TASK PROMPT
Out of the records below, copy all lines in which the word "Genes" occurs.

DATASET EXTRACT
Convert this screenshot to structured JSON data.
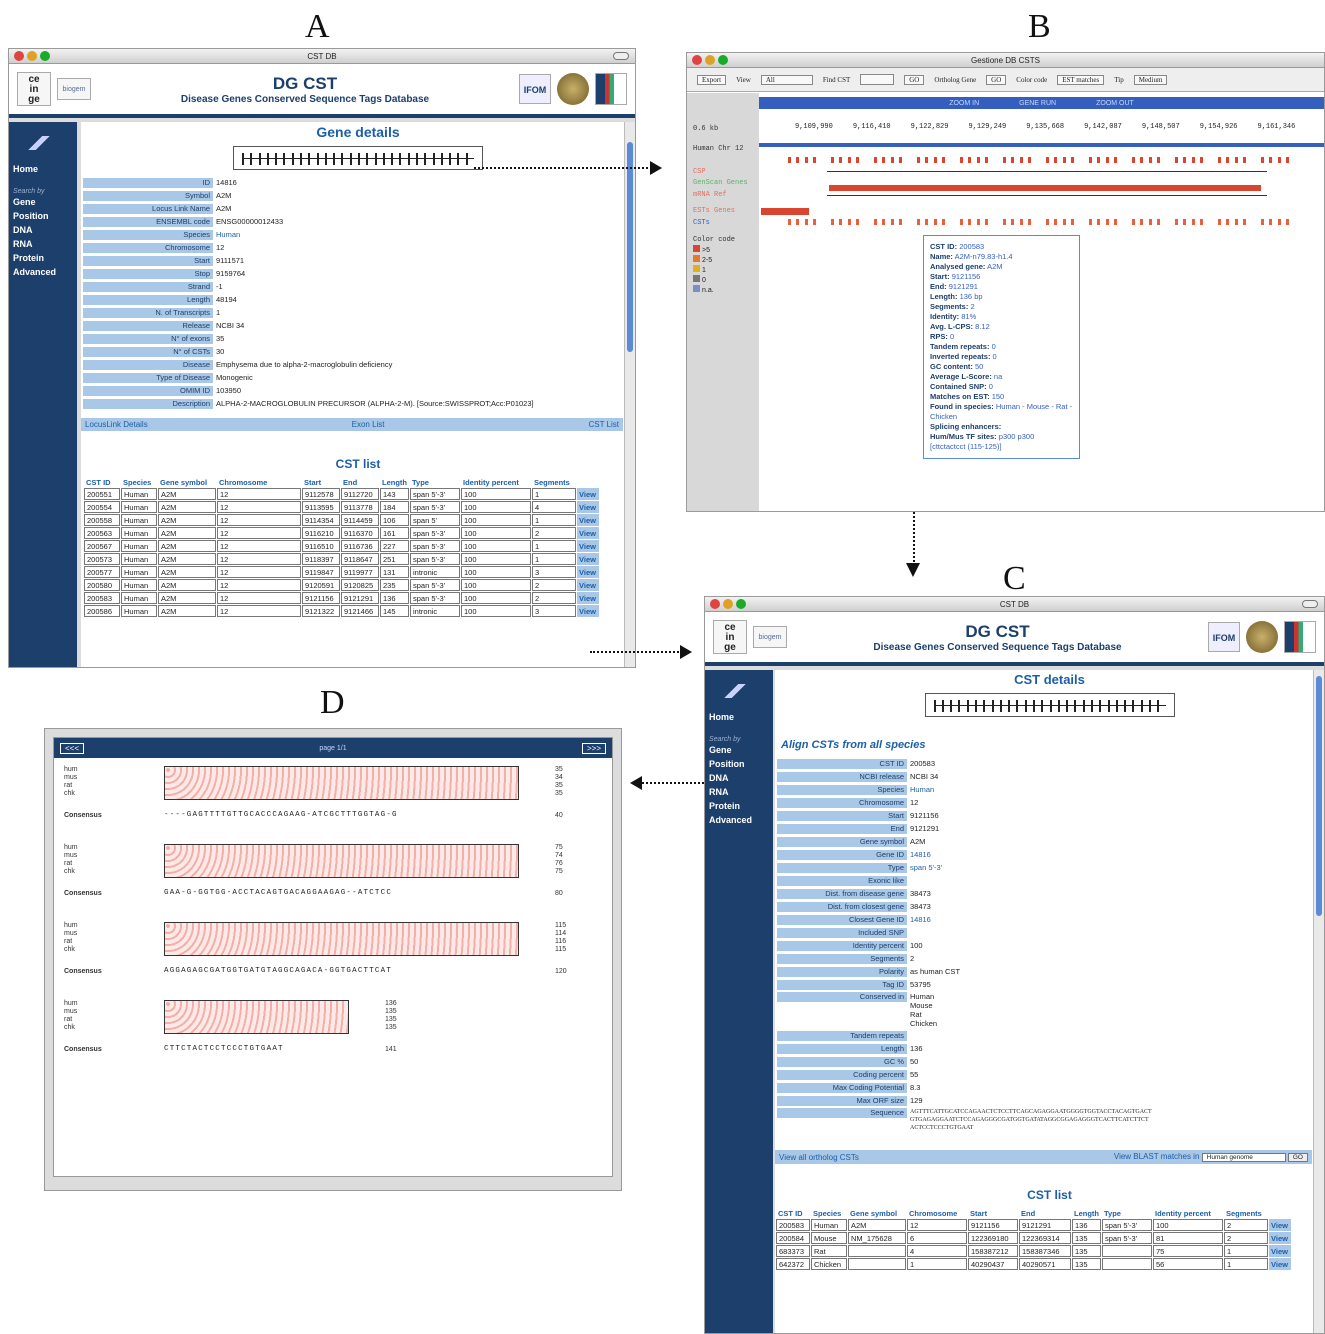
{
  "panel_labels": {
    "a": "A",
    "b": "B",
    "c": "C",
    "d": "D"
  },
  "windowA": {
    "title": "CST DB",
    "header": {
      "logo1": "ce\nin\nge",
      "logo2": "biogem",
      "title": "DG CST",
      "subtitle": "Disease Genes Conserved Sequence Tags Database",
      "logo3": "IFOM"
    },
    "sidebar": {
      "home": "Home",
      "search_by": "Search by",
      "items": [
        "Gene",
        "Position",
        "DNA",
        "RNA",
        "Protein",
        "Advanced"
      ]
    },
    "section": "Gene details",
    "fields": [
      [
        "ID",
        "14816",
        false
      ],
      [
        "Symbol",
        "A2M",
        false
      ],
      [
        "Locus Link Name",
        "A2M",
        false
      ],
      [
        "ENSEMBL code",
        "ENSG00000012433",
        false
      ],
      [
        "Species",
        "Human",
        true
      ],
      [
        "Chromosome",
        "12",
        false
      ],
      [
        "Start",
        "9111571",
        false
      ],
      [
        "Stop",
        "9159764",
        false
      ],
      [
        "Strand",
        "-1",
        false
      ],
      [
        "Length",
        "48194",
        false
      ],
      [
        "N. of Transcripts",
        "1",
        false
      ],
      [
        "Release",
        "NCBI 34",
        false
      ],
      [
        "N° of exons",
        "35",
        false
      ],
      [
        "N° of CSTs",
        "30",
        false
      ],
      [
        "Disease",
        "Emphysema due to alpha-2-macroglobulin deficiency",
        false
      ],
      [
        "Type of Disease",
        "Monogenic",
        false
      ],
      [
        "OMIM ID",
        "103950",
        false
      ],
      [
        "Description",
        "ALPHA-2-MACROGLOBULIN PRECURSOR (ALPHA-2-M). [Source:SWISSPROT;Acc:P01023]",
        false
      ]
    ],
    "links": [
      "LocusLink Details",
      "Exon List",
      "CST List"
    ],
    "cst_title": "CST list",
    "cst_headers": [
      "CST ID",
      "Species",
      "Gene symbol",
      "Chromosome",
      "Start",
      "End",
      "Length",
      "Type",
      "Identity percent",
      "Segments",
      ""
    ],
    "cst_rows": [
      [
        "200551",
        "Human",
        "A2M",
        "12",
        "9112578",
        "9112720",
        "143",
        "span 5'-3'",
        "100",
        "1",
        "View"
      ],
      [
        "200554",
        "Human",
        "A2M",
        "12",
        "9113595",
        "9113778",
        "184",
        "span 5'-3'",
        "100",
        "4",
        "View"
      ],
      [
        "200558",
        "Human",
        "A2M",
        "12",
        "9114354",
        "9114459",
        "106",
        "span 5'",
        "100",
        "1",
        "View"
      ],
      [
        "200563",
        "Human",
        "A2M",
        "12",
        "9116210",
        "9116370",
        "161",
        "span 5'-3'",
        "100",
        "2",
        "View"
      ],
      [
        "200567",
        "Human",
        "A2M",
        "12",
        "9116510",
        "9116736",
        "227",
        "span 5'-3'",
        "100",
        "1",
        "View"
      ],
      [
        "200573",
        "Human",
        "A2M",
        "12",
        "9118397",
        "9118647",
        "251",
        "span 5'-3'",
        "100",
        "1",
        "View"
      ],
      [
        "200577",
        "Human",
        "A2M",
        "12",
        "9119847",
        "9119977",
        "131",
        "intronic",
        "100",
        "3",
        "View"
      ],
      [
        "200580",
        "Human",
        "A2M",
        "12",
        "9120591",
        "9120825",
        "235",
        "span 5'-3'",
        "100",
        "2",
        "View"
      ],
      [
        "200583",
        "Human",
        "A2M",
        "12",
        "9121156",
        "9121291",
        "136",
        "span 5'-3'",
        "100",
        "2",
        "View"
      ],
      [
        "200586",
        "Human",
        "A2M",
        "12",
        "9121322",
        "9121466",
        "145",
        "intronic",
        "100",
        "3",
        "View"
      ]
    ]
  },
  "windowB": {
    "title": "Gestione DB CSTS",
    "toolbar": {
      "export": "Export",
      "view": "View",
      "view_val": "All",
      "find": "Find CST",
      "go": "GO",
      "ortholog": "Ortholog Gene",
      "go2": "GO",
      "colorcode": "Color code",
      "colorcode_val": "EST matches",
      "tip": "Tip",
      "tip_val": "Medium"
    },
    "zoom": [
      "ZOOM IN",
      "GENE RUN",
      "ZOOM OUT"
    ],
    "scale": "0.6 kb",
    "ticks": [
      "9,109,990",
      "9,116,410",
      "9,122,829",
      "9,129,249",
      "9,135,668",
      "9,142,087",
      "9,148,507",
      "9,154,926",
      "9,161,346"
    ],
    "tracks": [
      "Human Chr 12",
      "CSP",
      "GenScan Genes",
      "mRNA Ref",
      "ESTs Genes",
      "CSTs",
      "Color code"
    ],
    "legend": [
      [
        ">5",
        "#d9452e"
      ],
      [
        "2-5",
        "#e27a2d"
      ],
      [
        "1",
        "#e0b020"
      ],
      [
        "0",
        "#777"
      ],
      [
        "n.a.",
        "#7a8fc7"
      ]
    ],
    "popup": [
      [
        "CST ID:",
        "200583"
      ],
      [
        "Name:",
        "A2M-n79.83-h1.4"
      ],
      [
        "Analysed gene:",
        "A2M"
      ],
      [
        "Start:",
        "9121156"
      ],
      [
        "End:",
        "9121291"
      ],
      [
        "Length:",
        "136 bp"
      ],
      [
        "Segments:",
        "2"
      ],
      [
        "Identity:",
        "81%"
      ],
      [
        "Avg. L-CPS:",
        "8.12"
      ],
      [
        "RPS:",
        "0"
      ],
      [
        "Tandem repeats:",
        "0"
      ],
      [
        "Inverted repeats:",
        "0"
      ],
      [
        "GC content:",
        "50"
      ],
      [
        "Average L-Score:",
        "na"
      ],
      [
        "Contained SNP:",
        "0"
      ],
      [
        "Matches on EST:",
        "150"
      ],
      [
        "Found in species:",
        "Human - Mouse - Rat - Chicken"
      ],
      [
        "Splicing enhancers:",
        ""
      ],
      [
        "Hum/Mus TF sites:",
        "p300 p300"
      ],
      [
        "",
        "[cttctactcct (115-125)]"
      ]
    ]
  },
  "windowC": {
    "title": "CST DB",
    "section": "CST details",
    "align_link": "Align CSTs from all species",
    "fields": [
      [
        "CST ID",
        "200583",
        false
      ],
      [
        "NCBI release",
        "NCBI 34",
        false
      ],
      [
        "Species",
        "Human",
        true
      ],
      [
        "Chromosome",
        "12",
        false
      ],
      [
        "Start",
        "9121156",
        false
      ],
      [
        "End",
        "9121291",
        false
      ],
      [
        "Gene symbol",
        "A2M",
        false
      ],
      [
        "Gene ID",
        "14816",
        true
      ],
      [
        "Type",
        "span 5'-3'",
        true
      ],
      [
        "Exonic like",
        "",
        false
      ],
      [
        "Dist. from disease gene",
        "38473",
        false
      ],
      [
        "Dist. from closest gene",
        "38473",
        false
      ],
      [
        "Closest Gene ID",
        "14816",
        true
      ],
      [
        "Included SNP",
        "",
        false
      ],
      [
        "Identity percent",
        "100",
        false
      ],
      [
        "Segments",
        "2",
        false
      ],
      [
        "Polarity",
        "as human CST",
        false
      ],
      [
        "Tag ID",
        "53795",
        false
      ],
      [
        "Conserved in",
        "Human\nMouse\nRat\nChicken",
        false
      ],
      [
        "Tandem repeats",
        "",
        false
      ],
      [
        "Length",
        "136",
        false
      ],
      [
        "GC %",
        "50",
        false
      ],
      [
        "Coding percent",
        "55",
        false
      ],
      [
        "Max Coding Potential",
        "8.3",
        false
      ],
      [
        "Max ORF size",
        "129",
        false
      ],
      [
        "Sequence",
        "AGTTTCATTGCATCCAGAACTCTCCTTCAGCAGAGGAATGGGGTGGTACCTACAGTGACT\nGTGAGAGGAATCTCCAGAGGGCGATGGTGATATAGGCGGAGAGGGTCACTTCATCTTCT\nACTCCTCCCTGTGAAT",
        false
      ]
    ],
    "links": {
      "ortholog": "View all ortholog CSTs",
      "blast": "View BLAST matches in",
      "blast_val": "Human genome",
      "go": "GO"
    },
    "cst_title": "CST list",
    "cst_headers": [
      "CST ID",
      "Species",
      "Gene symbol",
      "Chromosome",
      "Start",
      "End",
      "Length",
      "Type",
      "Identity percent",
      "Segments",
      ""
    ],
    "cst_rows": [
      [
        "200583",
        "Human",
        "A2M",
        "12",
        "9121156",
        "9121291",
        "136",
        "span 5'-3'",
        "100",
        "2",
        "View"
      ],
      [
        "200584",
        "Mouse",
        "NM_175628",
        "6",
        "122369180",
        "122369314",
        "135",
        "span 5'-3'",
        "81",
        "2",
        "View"
      ],
      [
        "683373",
        "Rat",
        "",
        "4",
        "158387212",
        "158387346",
        "135",
        "",
        "75",
        "1",
        "View"
      ],
      [
        "642372",
        "Chicken",
        "",
        "1",
        "40290437",
        "40290571",
        "135",
        "",
        "56",
        "1",
        "View"
      ]
    ]
  },
  "windowD": {
    "prev": "<<<",
    "next": ">>>",
    "page": "page 1/1",
    "blocks": [
      {
        "names": [
          "hum",
          "mus",
          "rat",
          "chk"
        ],
        "nums": [
          "35",
          "34",
          "35",
          "35"
        ],
        "consensus": "----GAGTTTTGTTGCACCCAGAAG-ATCGCTTTGGTAG-G",
        "cnum": "40"
      },
      {
        "names": [
          "hum",
          "mus",
          "rat",
          "chk"
        ],
        "nums": [
          "75",
          "74",
          "76",
          "75"
        ],
        "consensus": "GAA-G-GGTGG-ACCTACAGTGACAGGAAGAG--ATCTCC",
        "cnum": "80"
      },
      {
        "names": [
          "hum",
          "mus",
          "rat",
          "chk"
        ],
        "nums": [
          "115",
          "114",
          "116",
          "115"
        ],
        "consensus": "AGGAGAGCGATGGTGATGTAGGCAGACA-GGTGACTTCAT",
        "cnum": "120"
      },
      {
        "names": [
          "hum",
          "mus",
          "rat",
          "chk"
        ],
        "nums": [
          "136",
          "135",
          "135",
          "135"
        ],
        "consensus": "CTTCTACTCCTCCCTGTGAAT",
        "cnum": "141"
      }
    ],
    "consensus_label": "Consensus"
  }
}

RESULT OF THE EXERCISE
      "subtitle": "Disease Genes Conserved Sequence Tags Database",
      "GenScan Genes",
      "ESTs Genes",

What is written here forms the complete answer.